+++ Extracted records

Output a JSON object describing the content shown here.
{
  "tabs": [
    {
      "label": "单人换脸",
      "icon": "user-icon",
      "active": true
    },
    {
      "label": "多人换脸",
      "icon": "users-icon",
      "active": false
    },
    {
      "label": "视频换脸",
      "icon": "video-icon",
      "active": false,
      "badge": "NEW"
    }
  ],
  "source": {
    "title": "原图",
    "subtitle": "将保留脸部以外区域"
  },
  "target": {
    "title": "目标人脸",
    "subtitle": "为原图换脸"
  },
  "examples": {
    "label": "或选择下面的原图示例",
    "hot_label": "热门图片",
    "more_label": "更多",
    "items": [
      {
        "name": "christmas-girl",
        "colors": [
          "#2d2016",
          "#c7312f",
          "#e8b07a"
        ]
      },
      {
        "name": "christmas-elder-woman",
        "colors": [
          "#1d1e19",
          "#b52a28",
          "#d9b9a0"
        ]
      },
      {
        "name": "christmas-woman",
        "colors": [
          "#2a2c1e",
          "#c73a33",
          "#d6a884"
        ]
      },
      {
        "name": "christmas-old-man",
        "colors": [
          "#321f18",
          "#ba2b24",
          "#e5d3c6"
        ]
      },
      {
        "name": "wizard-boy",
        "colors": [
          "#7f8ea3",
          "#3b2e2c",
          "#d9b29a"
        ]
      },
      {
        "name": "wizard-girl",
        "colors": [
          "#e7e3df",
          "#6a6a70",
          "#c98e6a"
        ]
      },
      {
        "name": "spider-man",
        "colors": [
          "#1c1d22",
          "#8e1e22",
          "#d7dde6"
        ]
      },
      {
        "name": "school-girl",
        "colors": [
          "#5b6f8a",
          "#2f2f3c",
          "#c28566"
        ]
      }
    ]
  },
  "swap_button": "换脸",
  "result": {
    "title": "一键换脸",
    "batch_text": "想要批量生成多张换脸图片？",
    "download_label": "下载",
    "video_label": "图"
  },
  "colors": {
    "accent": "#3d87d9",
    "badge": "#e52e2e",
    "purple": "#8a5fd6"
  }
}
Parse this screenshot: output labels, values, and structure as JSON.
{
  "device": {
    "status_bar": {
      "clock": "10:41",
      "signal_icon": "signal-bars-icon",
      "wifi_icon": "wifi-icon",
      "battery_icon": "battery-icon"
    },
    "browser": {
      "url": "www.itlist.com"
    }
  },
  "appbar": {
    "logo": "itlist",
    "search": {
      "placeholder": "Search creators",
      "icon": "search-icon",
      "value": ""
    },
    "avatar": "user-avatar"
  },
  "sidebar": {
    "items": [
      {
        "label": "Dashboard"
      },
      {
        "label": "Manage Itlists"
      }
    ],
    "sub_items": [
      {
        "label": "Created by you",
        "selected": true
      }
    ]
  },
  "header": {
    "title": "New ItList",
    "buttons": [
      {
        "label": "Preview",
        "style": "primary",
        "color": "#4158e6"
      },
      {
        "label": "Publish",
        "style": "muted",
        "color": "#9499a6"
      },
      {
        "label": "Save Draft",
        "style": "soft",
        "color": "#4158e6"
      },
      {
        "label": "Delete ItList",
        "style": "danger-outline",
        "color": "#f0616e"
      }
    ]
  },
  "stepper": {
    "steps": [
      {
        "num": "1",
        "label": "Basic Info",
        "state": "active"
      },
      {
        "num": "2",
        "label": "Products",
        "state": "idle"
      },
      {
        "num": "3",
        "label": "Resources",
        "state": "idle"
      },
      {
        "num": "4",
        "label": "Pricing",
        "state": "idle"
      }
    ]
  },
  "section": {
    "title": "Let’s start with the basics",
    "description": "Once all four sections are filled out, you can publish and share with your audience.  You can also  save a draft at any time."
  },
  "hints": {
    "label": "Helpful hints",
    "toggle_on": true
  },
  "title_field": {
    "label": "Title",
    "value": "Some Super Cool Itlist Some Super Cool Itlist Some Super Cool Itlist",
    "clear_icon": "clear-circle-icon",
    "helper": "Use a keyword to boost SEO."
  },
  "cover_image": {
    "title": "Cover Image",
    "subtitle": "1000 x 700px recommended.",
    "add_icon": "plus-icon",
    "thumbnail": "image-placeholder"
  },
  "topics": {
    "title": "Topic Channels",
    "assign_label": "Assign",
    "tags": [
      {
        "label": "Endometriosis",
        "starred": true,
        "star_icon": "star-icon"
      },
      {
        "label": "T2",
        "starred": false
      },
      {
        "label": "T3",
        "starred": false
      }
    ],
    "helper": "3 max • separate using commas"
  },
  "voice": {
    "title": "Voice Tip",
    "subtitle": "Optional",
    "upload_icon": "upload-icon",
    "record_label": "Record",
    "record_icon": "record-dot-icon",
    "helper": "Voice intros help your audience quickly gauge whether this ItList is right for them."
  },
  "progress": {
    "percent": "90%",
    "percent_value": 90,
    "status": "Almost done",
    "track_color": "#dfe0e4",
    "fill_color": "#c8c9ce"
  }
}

++++++

Exercise brief =
Look through the data above. Find each line with the string "style" and copy it.

Answer to this problem =
        "style": "primary",
        "style": "muted",
        "style": "soft",
        "style": "danger-outline",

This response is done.